===== DATASET EXCERPTS

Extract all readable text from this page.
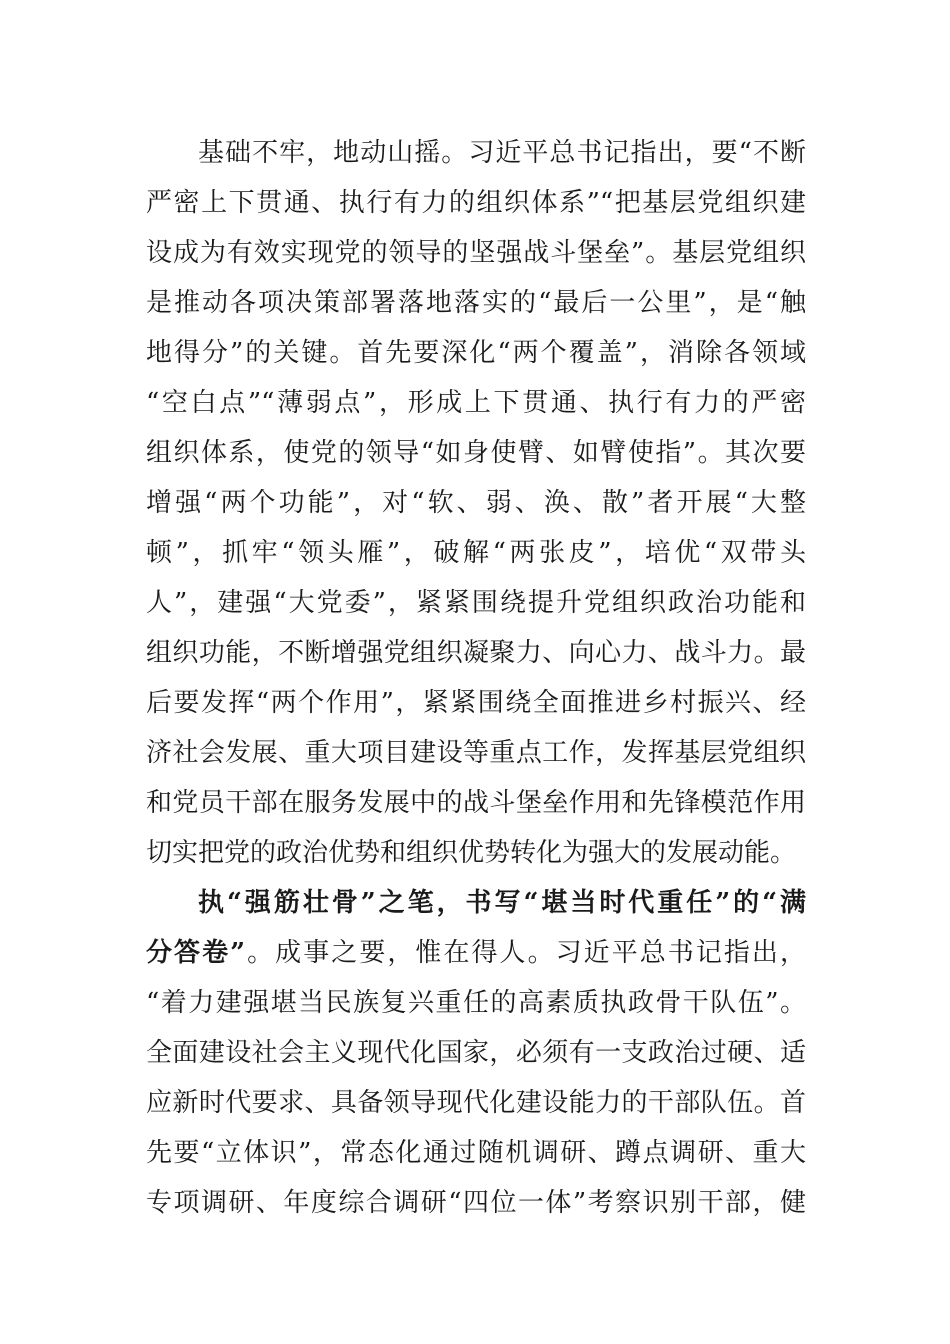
基础不牢，地动山摇。习近平总书记指出，要“不断
严密上下贯通、执行有力的组织体系”“把基层党组织建
设成为有效实现党的领导的坚强战斗堡垒”。基层党组织
是推动各项决策部署落地落实的“最后一公里”，是“触
地得分”的关键。首先要深化“两个覆盖”，消除各领域
“空白点”“薄弱点”，形成上下贯通、执行有力的严密
组织体系，使党的领导“如身使臂、如臂使指”。其次要
增强“两个功能”，对“软、弱、涣、散”者开展“大整
顿”，抓牢“领头雁”，破解“两张皮”，培优“双带头
人”，建强“大党委”，紧紧围绕提升党组织政治功能和
组织功能，不断增强党组织凝聚力、向心力、战斗力。最
后要发挥“两个作用”，紧紧围绕全面推进乡村振兴、经
济社会发展、重大项目建设等重点工作，发挥基层党组织
和党员干部在服务发展中的战斗堡垒作用和先锋模范作用
切实把党的政治优势和组织优势转化为强大的发展动能。
执“强筋壮骨”之笔，书写“堪当时代重任”的“满
分答卷”。成事之要，惟在得人。习近平总书记指出，
“着力建强堪当民族复兴重任的高素质执政骨干队伍”。
全面建设社会主义现代化国家，必须有一支政治过硬、适
应新时代要求、具备领导现代化建设能力的干部队伍。首
先要“立体识”，常态化通过随机调研、蹲点调研、重大
专项调研、年度综合调研“四位一体”考察识别干部，健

==========

GOAL
Search the data above for the word "习近平总书记指出", then gather each line in which it appears.

OUTPUT BELOW
基础不牢，地动山摇。习近平总书记指出，要“不断
分答卷”。成事之要，惟在得人。习近平总书记指出，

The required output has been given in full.